--- BEGIN ---

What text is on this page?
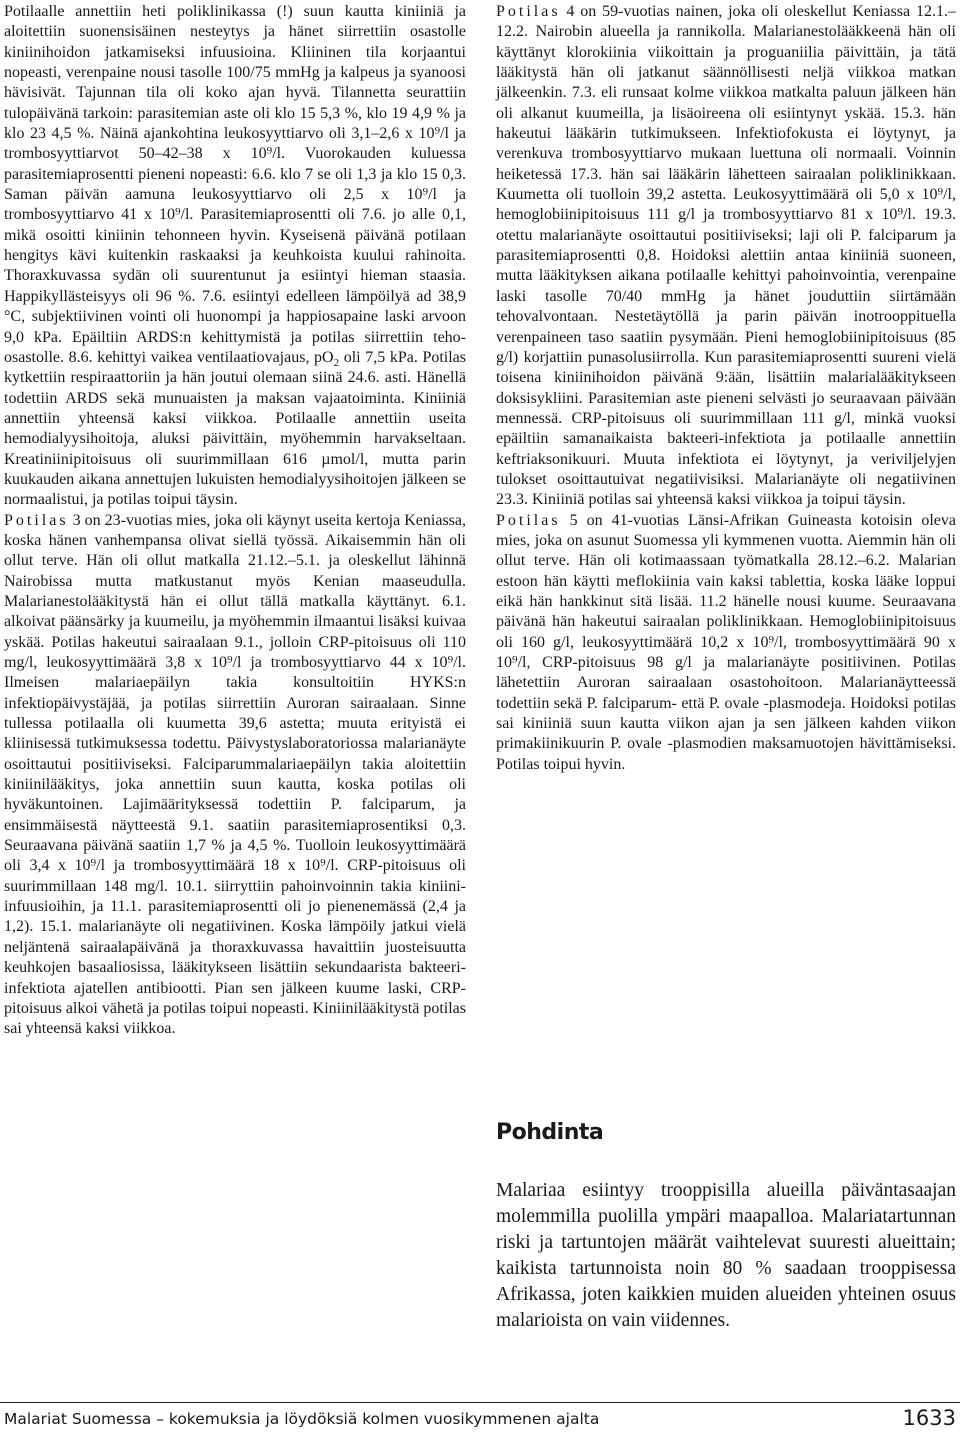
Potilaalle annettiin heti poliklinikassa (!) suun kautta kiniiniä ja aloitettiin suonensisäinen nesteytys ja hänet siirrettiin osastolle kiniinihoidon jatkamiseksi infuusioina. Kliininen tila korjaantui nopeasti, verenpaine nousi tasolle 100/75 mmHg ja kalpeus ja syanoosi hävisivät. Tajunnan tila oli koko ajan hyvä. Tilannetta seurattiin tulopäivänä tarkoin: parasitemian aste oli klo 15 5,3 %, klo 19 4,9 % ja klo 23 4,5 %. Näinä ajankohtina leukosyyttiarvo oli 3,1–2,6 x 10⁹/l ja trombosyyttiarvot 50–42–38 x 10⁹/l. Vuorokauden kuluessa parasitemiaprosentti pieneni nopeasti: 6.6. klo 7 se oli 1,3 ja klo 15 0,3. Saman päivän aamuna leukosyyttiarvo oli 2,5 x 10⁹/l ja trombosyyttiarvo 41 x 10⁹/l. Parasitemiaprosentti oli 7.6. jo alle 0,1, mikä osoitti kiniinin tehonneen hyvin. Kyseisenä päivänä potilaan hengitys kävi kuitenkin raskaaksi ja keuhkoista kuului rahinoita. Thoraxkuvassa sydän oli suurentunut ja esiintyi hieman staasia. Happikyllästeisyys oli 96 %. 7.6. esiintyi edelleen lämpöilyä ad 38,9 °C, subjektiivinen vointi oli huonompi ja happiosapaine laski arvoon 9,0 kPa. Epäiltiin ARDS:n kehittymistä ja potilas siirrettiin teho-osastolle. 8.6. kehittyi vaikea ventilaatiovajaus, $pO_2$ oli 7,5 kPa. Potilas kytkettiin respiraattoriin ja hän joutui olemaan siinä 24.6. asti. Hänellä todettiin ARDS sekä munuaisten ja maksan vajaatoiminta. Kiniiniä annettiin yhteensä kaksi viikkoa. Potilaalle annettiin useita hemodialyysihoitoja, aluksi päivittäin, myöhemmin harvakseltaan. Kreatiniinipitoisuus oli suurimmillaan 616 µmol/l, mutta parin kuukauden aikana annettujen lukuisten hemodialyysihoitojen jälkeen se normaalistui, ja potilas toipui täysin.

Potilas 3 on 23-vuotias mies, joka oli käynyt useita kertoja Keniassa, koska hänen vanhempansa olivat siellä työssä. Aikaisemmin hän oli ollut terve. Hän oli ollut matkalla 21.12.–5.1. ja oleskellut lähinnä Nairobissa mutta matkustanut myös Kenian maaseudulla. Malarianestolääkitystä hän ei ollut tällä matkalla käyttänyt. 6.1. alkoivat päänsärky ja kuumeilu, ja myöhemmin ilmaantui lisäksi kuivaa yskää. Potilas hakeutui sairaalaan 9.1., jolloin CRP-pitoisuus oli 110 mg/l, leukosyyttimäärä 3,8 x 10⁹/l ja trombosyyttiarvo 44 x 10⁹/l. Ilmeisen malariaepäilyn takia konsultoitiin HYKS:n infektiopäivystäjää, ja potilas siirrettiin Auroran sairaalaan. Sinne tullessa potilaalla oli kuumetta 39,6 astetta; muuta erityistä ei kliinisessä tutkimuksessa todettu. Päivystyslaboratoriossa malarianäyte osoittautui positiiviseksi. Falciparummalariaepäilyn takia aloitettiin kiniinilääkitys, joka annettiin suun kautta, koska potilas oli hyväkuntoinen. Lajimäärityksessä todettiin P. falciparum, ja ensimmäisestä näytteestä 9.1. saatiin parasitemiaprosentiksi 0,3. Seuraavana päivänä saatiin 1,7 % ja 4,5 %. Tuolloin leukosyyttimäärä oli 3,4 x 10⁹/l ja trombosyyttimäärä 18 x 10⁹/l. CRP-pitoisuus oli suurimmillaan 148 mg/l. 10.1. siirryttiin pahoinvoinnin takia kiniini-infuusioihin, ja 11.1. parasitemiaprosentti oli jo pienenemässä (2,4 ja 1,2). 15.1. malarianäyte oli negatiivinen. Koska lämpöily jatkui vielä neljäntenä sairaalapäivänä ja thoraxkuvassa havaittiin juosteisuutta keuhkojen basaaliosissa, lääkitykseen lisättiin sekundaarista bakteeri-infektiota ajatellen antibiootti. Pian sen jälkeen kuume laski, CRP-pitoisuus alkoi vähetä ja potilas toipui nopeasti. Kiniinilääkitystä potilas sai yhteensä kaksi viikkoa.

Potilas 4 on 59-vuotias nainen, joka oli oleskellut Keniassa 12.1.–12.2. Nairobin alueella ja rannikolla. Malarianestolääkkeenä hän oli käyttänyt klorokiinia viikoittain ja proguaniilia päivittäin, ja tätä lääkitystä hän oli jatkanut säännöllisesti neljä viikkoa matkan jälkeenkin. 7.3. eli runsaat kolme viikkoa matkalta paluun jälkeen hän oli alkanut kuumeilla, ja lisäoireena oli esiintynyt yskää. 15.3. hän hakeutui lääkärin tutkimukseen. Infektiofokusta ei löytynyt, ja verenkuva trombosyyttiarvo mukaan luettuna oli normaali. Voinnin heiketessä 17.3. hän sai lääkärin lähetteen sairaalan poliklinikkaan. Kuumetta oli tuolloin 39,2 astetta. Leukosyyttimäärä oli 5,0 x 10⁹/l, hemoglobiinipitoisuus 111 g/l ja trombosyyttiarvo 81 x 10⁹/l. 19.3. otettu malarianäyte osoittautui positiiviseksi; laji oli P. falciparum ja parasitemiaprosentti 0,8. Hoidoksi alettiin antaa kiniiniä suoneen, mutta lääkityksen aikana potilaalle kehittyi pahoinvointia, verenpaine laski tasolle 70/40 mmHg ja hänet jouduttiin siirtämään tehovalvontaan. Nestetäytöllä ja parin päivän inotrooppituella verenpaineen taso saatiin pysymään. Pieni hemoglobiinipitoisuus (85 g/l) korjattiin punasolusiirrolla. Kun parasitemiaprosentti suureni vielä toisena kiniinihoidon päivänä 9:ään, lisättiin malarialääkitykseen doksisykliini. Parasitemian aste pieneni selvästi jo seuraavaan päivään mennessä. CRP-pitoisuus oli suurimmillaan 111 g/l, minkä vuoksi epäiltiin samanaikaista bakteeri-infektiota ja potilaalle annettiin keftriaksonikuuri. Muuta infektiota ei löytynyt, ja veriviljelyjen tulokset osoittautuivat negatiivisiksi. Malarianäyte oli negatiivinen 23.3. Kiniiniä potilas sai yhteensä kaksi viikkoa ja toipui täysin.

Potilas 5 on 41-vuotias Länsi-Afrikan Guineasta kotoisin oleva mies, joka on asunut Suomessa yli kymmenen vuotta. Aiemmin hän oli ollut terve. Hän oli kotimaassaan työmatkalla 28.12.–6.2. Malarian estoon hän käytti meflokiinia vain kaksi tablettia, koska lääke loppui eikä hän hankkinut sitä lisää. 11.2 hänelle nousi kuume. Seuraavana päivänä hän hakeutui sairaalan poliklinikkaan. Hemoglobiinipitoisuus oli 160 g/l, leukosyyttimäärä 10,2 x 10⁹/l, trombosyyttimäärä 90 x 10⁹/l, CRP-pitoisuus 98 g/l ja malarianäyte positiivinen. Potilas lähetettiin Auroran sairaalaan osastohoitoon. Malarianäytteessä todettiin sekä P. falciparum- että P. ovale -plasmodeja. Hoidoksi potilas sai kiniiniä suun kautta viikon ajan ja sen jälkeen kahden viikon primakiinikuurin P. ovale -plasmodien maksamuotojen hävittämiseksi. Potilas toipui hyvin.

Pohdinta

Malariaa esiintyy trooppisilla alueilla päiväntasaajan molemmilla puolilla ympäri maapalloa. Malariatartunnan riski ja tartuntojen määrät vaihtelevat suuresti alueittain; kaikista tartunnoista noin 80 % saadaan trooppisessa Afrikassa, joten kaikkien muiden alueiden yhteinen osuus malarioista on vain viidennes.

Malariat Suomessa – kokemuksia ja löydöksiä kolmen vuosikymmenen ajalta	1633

--- END ---
--- BEGIN ---

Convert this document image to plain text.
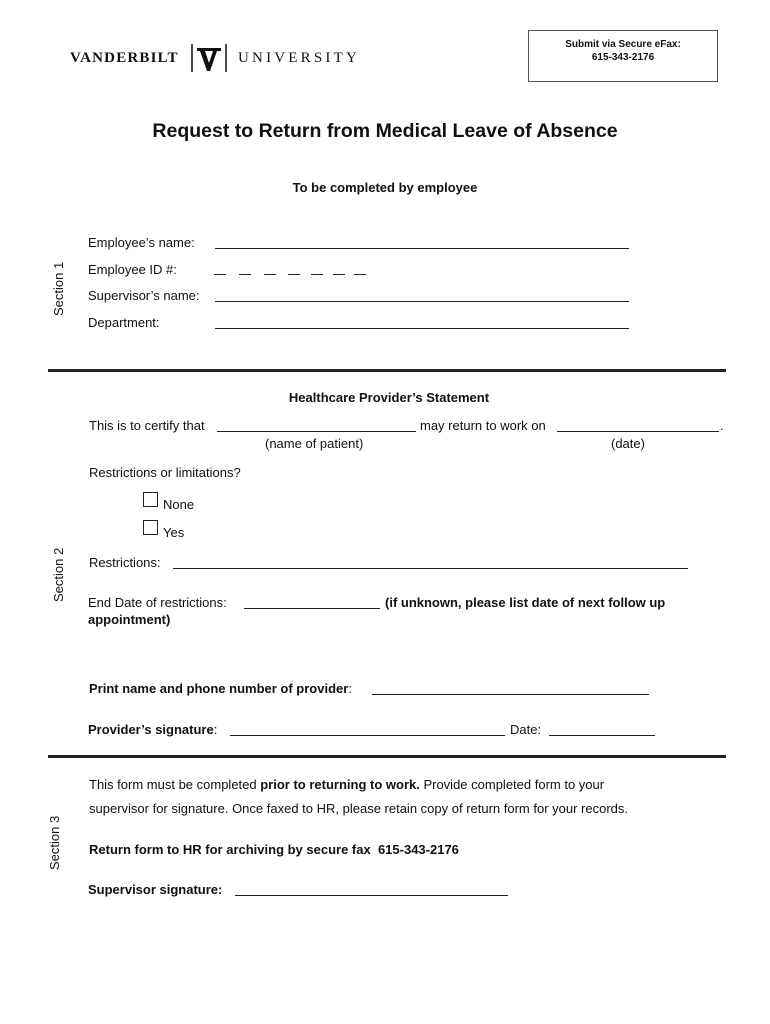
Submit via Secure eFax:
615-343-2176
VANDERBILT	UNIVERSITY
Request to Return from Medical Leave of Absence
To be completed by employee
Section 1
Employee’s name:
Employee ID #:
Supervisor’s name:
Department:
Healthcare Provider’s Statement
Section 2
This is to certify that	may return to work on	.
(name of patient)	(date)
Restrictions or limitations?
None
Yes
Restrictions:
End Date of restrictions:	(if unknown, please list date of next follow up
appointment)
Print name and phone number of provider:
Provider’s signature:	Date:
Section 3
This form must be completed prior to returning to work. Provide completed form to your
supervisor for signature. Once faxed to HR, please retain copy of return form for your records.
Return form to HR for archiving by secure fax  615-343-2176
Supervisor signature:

--- END ---
--- BEGIN ---

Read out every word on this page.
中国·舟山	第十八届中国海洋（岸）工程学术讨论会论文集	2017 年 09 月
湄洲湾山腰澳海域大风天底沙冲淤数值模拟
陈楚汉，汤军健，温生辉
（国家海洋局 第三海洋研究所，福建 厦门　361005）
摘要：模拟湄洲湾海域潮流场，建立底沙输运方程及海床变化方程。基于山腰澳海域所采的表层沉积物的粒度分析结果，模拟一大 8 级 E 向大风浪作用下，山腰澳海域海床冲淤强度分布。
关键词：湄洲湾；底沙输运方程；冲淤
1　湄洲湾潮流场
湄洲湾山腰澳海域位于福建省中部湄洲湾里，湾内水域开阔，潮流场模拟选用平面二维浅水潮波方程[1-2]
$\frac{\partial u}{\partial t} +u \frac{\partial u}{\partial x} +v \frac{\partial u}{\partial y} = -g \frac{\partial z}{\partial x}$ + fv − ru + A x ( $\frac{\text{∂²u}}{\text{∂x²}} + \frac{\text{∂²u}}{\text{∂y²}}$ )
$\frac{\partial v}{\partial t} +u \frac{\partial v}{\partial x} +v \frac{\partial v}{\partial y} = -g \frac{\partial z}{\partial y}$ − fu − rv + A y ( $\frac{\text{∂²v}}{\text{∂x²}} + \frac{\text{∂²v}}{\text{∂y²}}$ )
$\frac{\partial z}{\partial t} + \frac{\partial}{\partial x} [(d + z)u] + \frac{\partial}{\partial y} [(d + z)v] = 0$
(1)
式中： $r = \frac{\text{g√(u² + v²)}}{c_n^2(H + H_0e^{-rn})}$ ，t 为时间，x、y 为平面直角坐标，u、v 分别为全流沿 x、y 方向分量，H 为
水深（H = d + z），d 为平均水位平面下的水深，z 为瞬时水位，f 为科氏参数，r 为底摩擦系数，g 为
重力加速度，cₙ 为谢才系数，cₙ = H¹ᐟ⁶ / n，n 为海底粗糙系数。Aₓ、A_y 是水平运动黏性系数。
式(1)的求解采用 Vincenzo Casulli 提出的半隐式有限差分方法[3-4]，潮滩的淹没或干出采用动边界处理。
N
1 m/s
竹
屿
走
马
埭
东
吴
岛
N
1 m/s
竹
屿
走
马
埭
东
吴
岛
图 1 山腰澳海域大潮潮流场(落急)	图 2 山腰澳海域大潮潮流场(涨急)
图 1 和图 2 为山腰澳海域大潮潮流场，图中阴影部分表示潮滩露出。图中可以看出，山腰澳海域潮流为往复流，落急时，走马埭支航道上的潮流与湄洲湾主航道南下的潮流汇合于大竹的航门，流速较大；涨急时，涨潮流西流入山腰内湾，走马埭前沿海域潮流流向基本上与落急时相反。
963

--- END ---

### SHORT PROBLEM
Find "work". Copy every line it occurs in.

### ANSWER FOR THE TASK
This is to certify that	may return to work on	.
This form must be completed prior to returning to work. Provide completed form to your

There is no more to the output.